Figure record extracts:
-- Start --

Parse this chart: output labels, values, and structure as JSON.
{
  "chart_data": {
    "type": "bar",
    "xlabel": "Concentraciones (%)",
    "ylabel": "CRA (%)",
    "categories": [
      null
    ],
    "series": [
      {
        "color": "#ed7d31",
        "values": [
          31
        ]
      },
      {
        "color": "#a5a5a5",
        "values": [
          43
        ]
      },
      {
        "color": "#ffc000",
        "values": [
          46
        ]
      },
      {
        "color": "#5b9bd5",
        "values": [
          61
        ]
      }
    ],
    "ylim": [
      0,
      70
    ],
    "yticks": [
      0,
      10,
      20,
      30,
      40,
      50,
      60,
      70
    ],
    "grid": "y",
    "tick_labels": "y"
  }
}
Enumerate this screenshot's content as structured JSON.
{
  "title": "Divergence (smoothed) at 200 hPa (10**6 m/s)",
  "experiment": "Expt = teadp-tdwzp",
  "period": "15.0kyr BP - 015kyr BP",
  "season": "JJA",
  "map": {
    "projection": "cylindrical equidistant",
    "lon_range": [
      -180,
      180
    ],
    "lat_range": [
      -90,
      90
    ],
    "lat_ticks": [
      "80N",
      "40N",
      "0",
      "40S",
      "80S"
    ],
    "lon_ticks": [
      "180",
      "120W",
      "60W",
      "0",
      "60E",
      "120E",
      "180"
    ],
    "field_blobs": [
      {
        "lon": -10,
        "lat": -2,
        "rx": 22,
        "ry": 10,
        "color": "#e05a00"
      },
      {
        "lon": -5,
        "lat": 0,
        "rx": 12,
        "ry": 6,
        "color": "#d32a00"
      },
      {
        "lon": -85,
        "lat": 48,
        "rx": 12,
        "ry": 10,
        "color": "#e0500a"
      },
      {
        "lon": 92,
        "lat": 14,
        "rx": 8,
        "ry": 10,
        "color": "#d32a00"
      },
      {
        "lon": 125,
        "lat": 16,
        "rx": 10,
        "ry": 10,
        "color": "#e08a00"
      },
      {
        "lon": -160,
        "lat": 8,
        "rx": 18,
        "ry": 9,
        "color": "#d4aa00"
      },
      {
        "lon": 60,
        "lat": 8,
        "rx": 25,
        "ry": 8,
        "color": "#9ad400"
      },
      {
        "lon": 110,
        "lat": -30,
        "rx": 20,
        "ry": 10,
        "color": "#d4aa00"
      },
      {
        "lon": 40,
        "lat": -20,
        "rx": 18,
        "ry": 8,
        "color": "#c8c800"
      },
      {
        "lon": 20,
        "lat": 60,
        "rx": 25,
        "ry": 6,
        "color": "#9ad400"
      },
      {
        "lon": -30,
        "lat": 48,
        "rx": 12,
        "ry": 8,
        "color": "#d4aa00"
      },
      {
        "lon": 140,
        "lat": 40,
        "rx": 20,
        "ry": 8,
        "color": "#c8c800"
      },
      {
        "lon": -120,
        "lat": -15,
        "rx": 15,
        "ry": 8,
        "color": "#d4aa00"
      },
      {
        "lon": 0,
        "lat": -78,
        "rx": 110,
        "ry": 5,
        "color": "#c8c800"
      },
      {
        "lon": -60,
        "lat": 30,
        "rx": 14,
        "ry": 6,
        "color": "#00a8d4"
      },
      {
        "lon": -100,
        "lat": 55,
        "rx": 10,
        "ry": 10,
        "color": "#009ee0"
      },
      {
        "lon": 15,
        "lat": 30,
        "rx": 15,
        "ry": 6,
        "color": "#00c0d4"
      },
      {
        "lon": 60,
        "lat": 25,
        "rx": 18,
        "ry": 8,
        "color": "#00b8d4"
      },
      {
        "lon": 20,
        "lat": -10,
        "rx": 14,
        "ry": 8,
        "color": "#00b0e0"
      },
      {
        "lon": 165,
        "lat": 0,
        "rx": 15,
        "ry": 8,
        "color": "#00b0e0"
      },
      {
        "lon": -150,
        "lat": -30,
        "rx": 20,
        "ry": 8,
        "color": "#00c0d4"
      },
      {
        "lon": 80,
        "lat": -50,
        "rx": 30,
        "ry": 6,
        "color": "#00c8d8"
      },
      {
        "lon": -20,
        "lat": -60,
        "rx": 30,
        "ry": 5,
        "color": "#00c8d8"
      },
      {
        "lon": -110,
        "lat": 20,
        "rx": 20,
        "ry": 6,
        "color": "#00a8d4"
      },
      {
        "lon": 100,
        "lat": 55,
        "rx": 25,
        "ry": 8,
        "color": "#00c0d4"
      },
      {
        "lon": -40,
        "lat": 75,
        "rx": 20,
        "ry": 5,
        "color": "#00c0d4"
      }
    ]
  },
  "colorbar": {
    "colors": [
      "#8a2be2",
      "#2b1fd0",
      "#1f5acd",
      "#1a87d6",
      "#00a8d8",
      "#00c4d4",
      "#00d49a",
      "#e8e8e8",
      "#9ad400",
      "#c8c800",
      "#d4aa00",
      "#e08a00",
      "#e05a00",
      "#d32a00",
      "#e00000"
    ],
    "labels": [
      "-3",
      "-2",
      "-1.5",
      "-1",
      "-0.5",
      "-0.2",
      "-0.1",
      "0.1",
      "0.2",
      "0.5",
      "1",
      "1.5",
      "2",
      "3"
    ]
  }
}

-- End --

> [The exercise] From the records above, extract each line exactly as shown.

> [Reply]
Parse this chart: output labels, values, and structure as JSON.
{
  "chart_data": {
    "type": "bar",
    "xlabel": "Concentraciones (%)",
    "ylabel": "CRA (%)",
    "categories": [
      null
    ],
    "series": [
      {
        "color": "#ed7d31",
        "values": [
          31
        ]
      },
      {
        "color": "#a5a5a5",
        "values": [
          43
        ]
      },
      {
        "color": "#ffc000",
        "values": [
          46
        ]
      },
      {
        "color": "#5b9bd5",
        "values": [
          61
        ]
      }
    ],
    "ylim": [
      0,
      70
    ],
    "yticks": [
      0,
      10,
      20,
      30,
      40,
      50,
      60,
      70
    ],
    "grid": "y",
    "tick_labels": "y"
  }
}
Enumerate this screenshot's content as structured JSON.
{
  "title": "Divergence (smoothed) at 200 hPa (10**6 m/s)",
  "experiment": "Expt = teadp-tdwzp",
  "period": "15.0kyr BP - 015kyr BP",
  "season": "JJA",
  "map": {
    "projection": "cylindrical equidistant",
    "lon_range": [
      -180,
      180
    ],
    "lat_range": [
      -90,
      90
    ],
    "lat_ticks": [
      "80N",
      "40N",
      "0",
      "40S",
      "80S"
    ],
    "lon_ticks": [
      "180",
      "120W",
      "60W",
      "0",
      "60E",
      "120E",
      "180"
    ],
    "field_blobs": [
      {
        "lon": -10,
        "lat": -2,
        "rx": 22,
        "ry": 10,
        "color": "#e05a00"
      },
      {
        "lon": -5,
        "lat": 0,
        "rx": 12,
        "ry": 6,
        "color": "#d32a00"
      },
      {
        "lon": -85,
        "lat": 48,
        "rx": 12,
        "ry": 10,
        "color": "#e0500a"
      },
      {
        "lon": 92,
        "lat": 14,
        "rx": 8,
        "ry": 10,
        "color": "#d32a00"
      },
      {
        "lon": 125,
        "lat": 16,
        "rx": 10,
        "ry": 10,
        "color": "#e08a00"
      },
      {
        "lon": -160,
        "lat": 8,
        "rx": 18,
        "ry": 9,
        "color": "#d4aa00"
      },
      {
        "lon": 60,
        "lat": 8,
        "rx": 25,
        "ry": 8,
        "color": "#9ad400"
      },
      {
        "lon": 110,
        "lat": -30,
        "rx": 20,
        "ry": 10,
        "color": "#d4aa00"
      },
      {
        "lon": 40,
        "lat": -20,
        "rx": 18,
        "ry": 8,
        "color": "#c8c800"
      },
      {
        "lon": 20,
        "lat": 60,
        "rx": 25,
        "ry": 6,
        "color": "#9ad400"
      },
      {
        "lon": -30,
        "lat": 48,
        "rx": 12,
        "ry": 8,
        "color": "#d4aa00"
      },
      {
        "lon": 140,
        "lat": 40,
        "rx": 20,
        "ry": 8,
        "color": "#c8c800"
      },
      {
        "lon": -120,
        "lat": -15,
        "rx": 15,
        "ry": 8,
        "color": "#d4aa00"
      },
      {
        "lon": 0,
        "lat": -78,
        "rx": 110,
        "ry": 5,
        "color": "#c8c800"
      },
      {
        "lon": -60,
        "lat": 30,
        "rx": 14,
        "ry": 6,
        "color": "#00a8d4"
      },
      {
        "lon": -100,
        "lat": 55,
        "rx": 10,
        "ry": 10,
        "color": "#009ee0"
      },
      {
        "lon": 15,
        "lat": 30,
        "rx": 15,
        "ry": 6,
        "color": "#00c0d4"
      },
      {
        "lon": 60,
        "lat": 25,
        "rx": 18,
        "ry": 8,
        "color": "#00b8d4"
      },
      {
        "lon": 20,
        "lat": -10,
        "rx": 14,
        "ry": 8,
        "color": "#00b0e0"
      },
      {
        "lon": 165,
        "lat": 0,
        "rx": 15,
        "ry": 8,
        "color": "#00b0e0"
      },
      {
        "lon": -150,
        "lat": -30,
        "rx": 20,
        "ry": 8,
        "color": "#00c0d4"
      },
      {
        "lon": 80,
        "lat": -50,
        "rx": 30,
        "ry": 6,
        "color": "#00c8d8"
      },
      {
        "lon": -20,
        "lat": -60,
        "rx": 30,
        "ry": 5,
        "color": "#00c8d8"
      },
      {
        "lon": -110,
        "lat": 20,
        "rx": 20,
        "ry": 6,
        "color": "#00a8d4"
      },
      {
        "lon": 100,
        "lat": 55,
        "rx": 25,
        "ry": 8,
        "color": "#00c0d4"
      },
      {
        "lon": -40,
        "lat": 75,
        "rx": 20,
        "ry": 5,
        "color": "#00c0d4"
      }
    ]
  },
  "colorbar": {
    "colors": [
      "#8a2be2",
      "#2b1fd0",
      "#1f5acd",
      "#1a87d6",
      "#00a8d8",
      "#00c4d4",
      "#00d49a",
      "#e8e8e8",
      "#9ad400",
      "#c8c800",
      "#d4aa00",
      "#e08a00",
      "#e05a00",
      "#d32a00",
      "#e00000"
    ],
    "labels": [
      "-3",
      "-2",
      "-1.5",
      "-1",
      "-0.5",
      "-0.2",
      "-0.1",
      "0.1",
      "0.2",
      "0.5",
      "1",
      "1.5",
      "2",
      "3"
    ]
  }
}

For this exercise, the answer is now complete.